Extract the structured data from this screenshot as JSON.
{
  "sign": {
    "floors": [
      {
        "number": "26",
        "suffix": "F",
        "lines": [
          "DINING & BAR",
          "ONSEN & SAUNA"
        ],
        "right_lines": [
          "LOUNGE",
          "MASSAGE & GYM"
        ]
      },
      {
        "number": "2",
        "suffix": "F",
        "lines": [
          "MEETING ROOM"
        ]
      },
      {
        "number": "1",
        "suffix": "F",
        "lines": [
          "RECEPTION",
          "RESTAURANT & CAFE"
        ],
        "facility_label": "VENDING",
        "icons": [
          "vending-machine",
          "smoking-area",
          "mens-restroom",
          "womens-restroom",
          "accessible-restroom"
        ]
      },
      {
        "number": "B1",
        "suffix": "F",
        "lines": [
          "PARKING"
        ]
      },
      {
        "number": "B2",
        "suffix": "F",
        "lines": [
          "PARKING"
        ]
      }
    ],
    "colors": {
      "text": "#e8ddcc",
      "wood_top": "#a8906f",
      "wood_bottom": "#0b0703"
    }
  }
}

------------------------------------------------------------

→ **WORK TO DO**
Locate the string "restroom" in the listing above and copy every line where it occurs.

→ **THE REPLY**
          "mens-restroom",
          "womens-restroom",
          "accessible-restroom"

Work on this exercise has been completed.